## AVAILABLE RECORDS
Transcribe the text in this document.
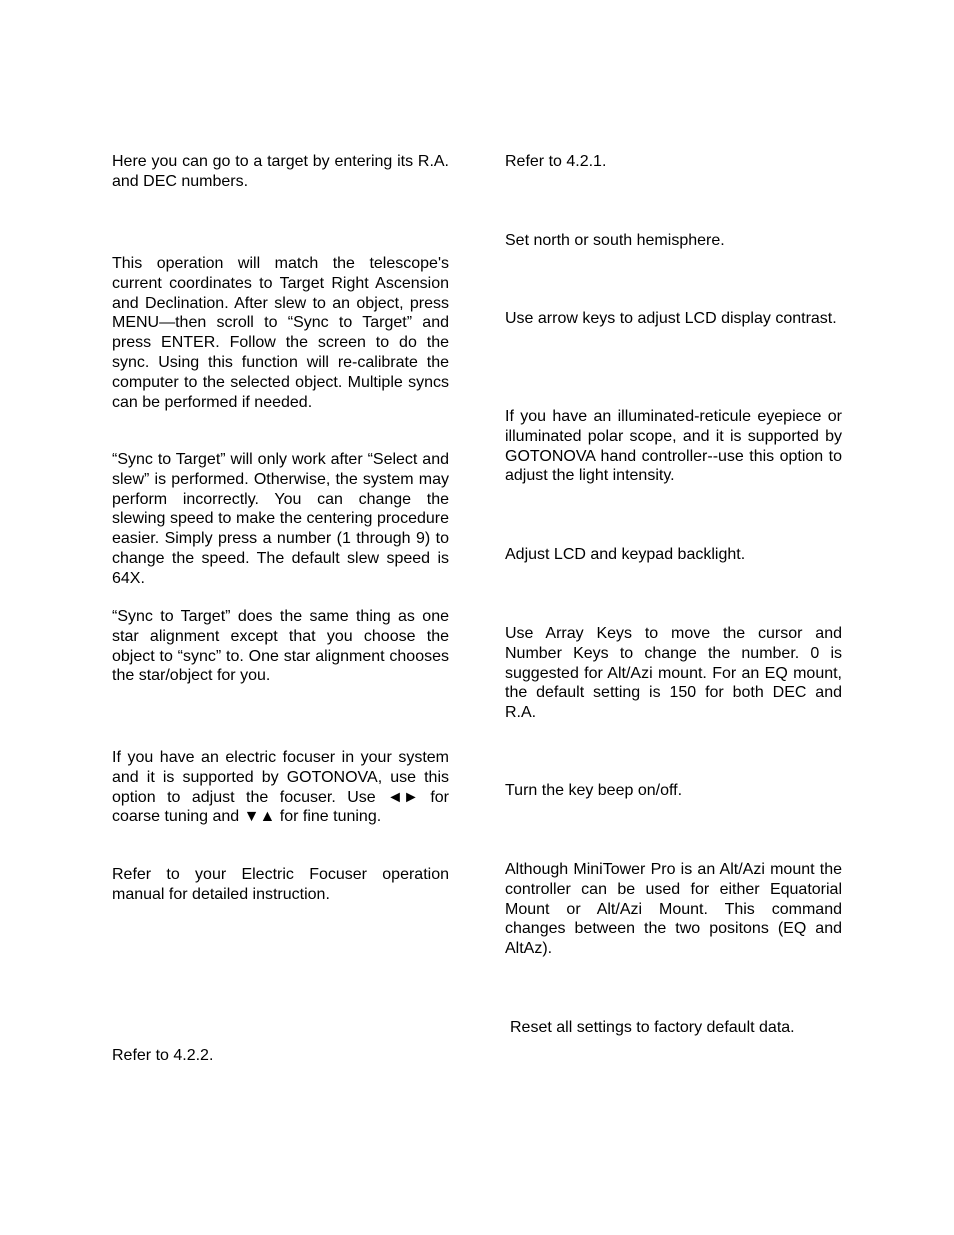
Here you can go to a target by entering its R.A. and DEC numbers.

This operation will match the telescope's current coordinates to Target Right Ascension and Declination. After slew to an object, press MENU—then scroll to “Sync to Target” and press ENTER. Follow the screen to do the sync. Using this function will re-calibrate the computer to the selected object. Multiple syncs can be performed if needed.

“Sync to Target” will only work after “Select and slew” is performed. Otherwise, the system may perform incorrectly. You can change the slewing speed to make the centering procedure easier. Simply press a number (1 through 9) to change the speed. The default slew speed is 64X.

“Sync to Target” does the same thing as one star alignment except that you choose the object to “sync” to. One star alignment chooses the star/object for you.

If you have an electric focuser in your system and it is supported by GOTONOVA, use this option to adjust the focuser. Use ◄► for coarse tuning and ▼▲ for fine tuning.

Refer to your Electric Focuser operation manual for detailed instruction.

Refer to 4.2.2.

Refer to 4.2.1.

Set north or south hemisphere.

Use arrow keys to adjust LCD display contrast.

If you have an illuminated-reticule eyepiece or illuminated polar scope, and it is supported by GOTONOVA hand controller--use this option to adjust the light intensity.

Adjust LCD and keypad backlight.

Use Array Keys to move the cursor and Number Keys to change the number. 0 is suggested for Alt/Azi mount. For an EQ mount, the default setting is 150 for both DEC and R.A.

Turn the key beep on/off.

Although MiniTower Pro is an Alt/Azi mount the controller can be used for either Equatorial Mount or Alt/Azi Mount. This command changes between the two positons (EQ and AltAz).

Reset all settings to factory default data.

## DIRECTIONS
Scan the records above for the string "press", then select every line that holds it.

## RESPONSE TO THIS EXERCISE
This operation will match the telescope's current coordinates to Target Right Ascension and Declination. After slew to an object, press MENU—then scroll to “Sync to Target” and press ENTER. Follow the screen to do the sync. Using this function will re-calibrate the computer to the selected object. Multiple syncs can be performed if needed.
“Sync to Target” will only work after “Select and slew” is performed. Otherwise, the system may perform incorrectly. You can change the slewing speed to make the centering procedure easier. Simply press a number (1 through 9) to change the speed. The default slew speed is 64X.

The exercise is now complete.